§ **DATA EXTRACT**:
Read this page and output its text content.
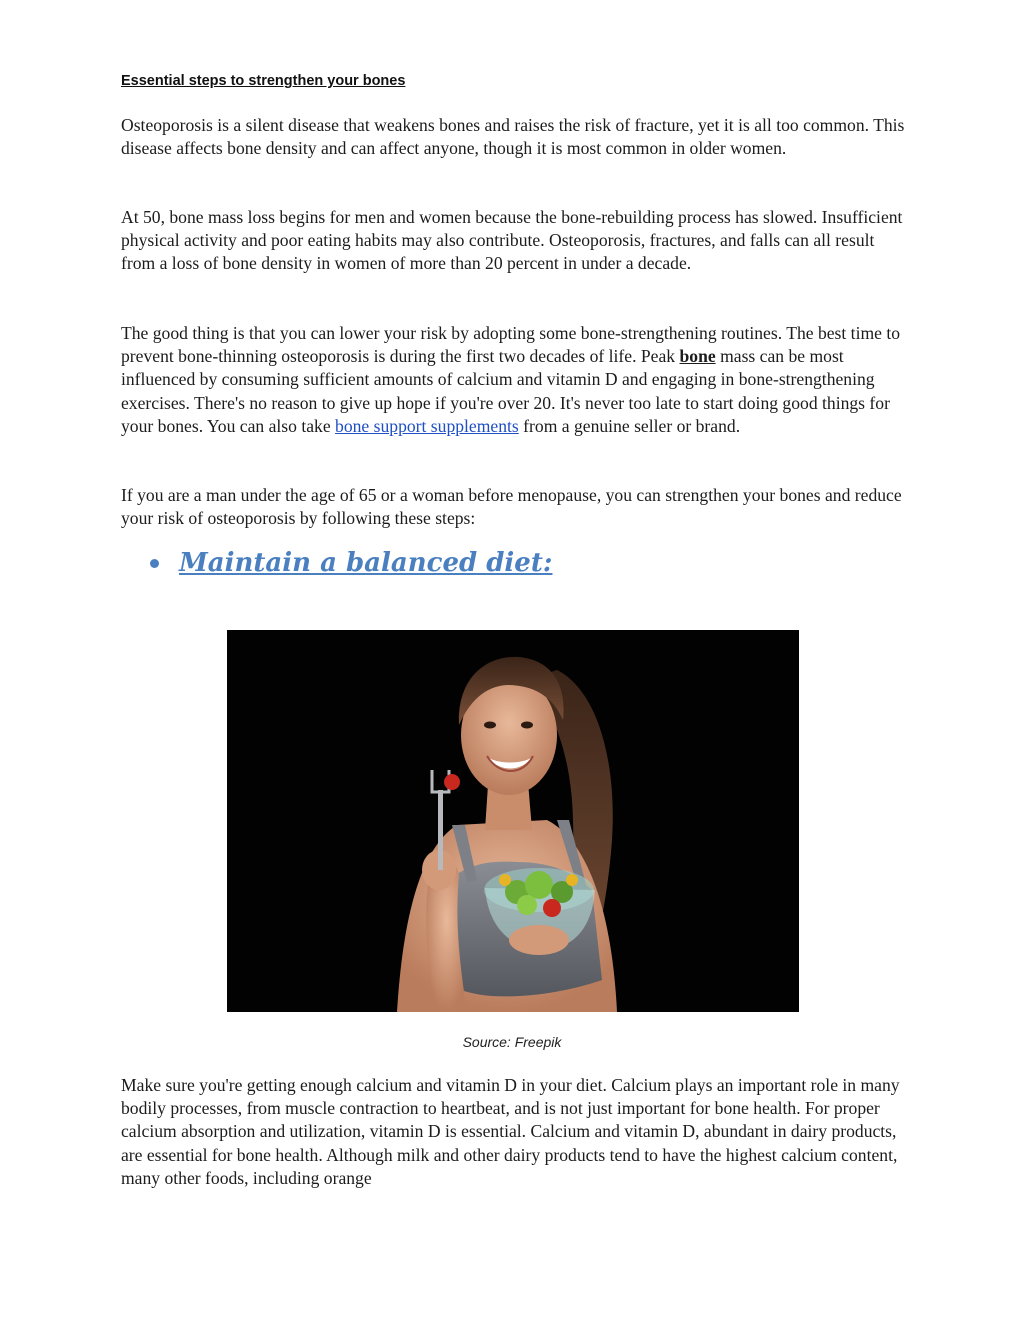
Essential steps to strengthen your bones

Osteoporosis is a silent disease that weakens bones and raises the risk of fracture, yet it is all too common. This disease affects bone density and can affect anyone, though it is most common in older women.

At 50, bone mass loss begins for men and women because the bone-rebuilding process has slowed. Insufficient physical activity and poor eating habits may also contribute. Osteoporosis, fractures, and falls can all result from a loss of bone density in women of more than 20 percent in under a decade.

The good thing is that you can lower your risk by adopting some bone-strengthening routines. The best time to prevent bone-thinning osteoporosis is during the first two decades of life. Peak bone mass can be most influenced by consuming sufficient amounts of calcium and vitamin D and engaging in bone-strengthening exercises. There's no reason to give up hope if you're over 20. It's never too late to start doing good things for your bones. You can also take bone support supplements from a genuine seller or brand.

If you are a man under the age of 65 or a woman before menopause, you can strengthen your bones and reduce your risk of osteoporosis by following these steps:

Maintain a balanced diet:
Source: Freepik

Make sure you're getting enough calcium and vitamin D in your diet. Calcium plays an important role in many bodily processes, from muscle contraction to heartbeat, and is not just important for bone health. For proper calcium absorption and utilization, vitamin D is essential. Calcium and vitamin D, abundant in dairy products, are essential for bone health. Although milk and other dairy products tend to have the highest calcium content, many other foods, including orange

§ **TASK DIRECTIONS**:
Look through the entries and find each line that has the string "diet". Copy those lines.

§ **REPLY**:
Maintain a balanced diet:
Make sure you're getting enough calcium and vitamin D in your diet. Calcium plays an important role in many bodily processes, from muscle contraction to heartbeat, and is not just important for bone health. For proper calcium absorption and utilization, vitamin D is essential. Calcium and vitamin D, abundant in dairy products, are essential for bone health. Although milk and other dairy products tend to have the highest calcium content, many other foods, including orange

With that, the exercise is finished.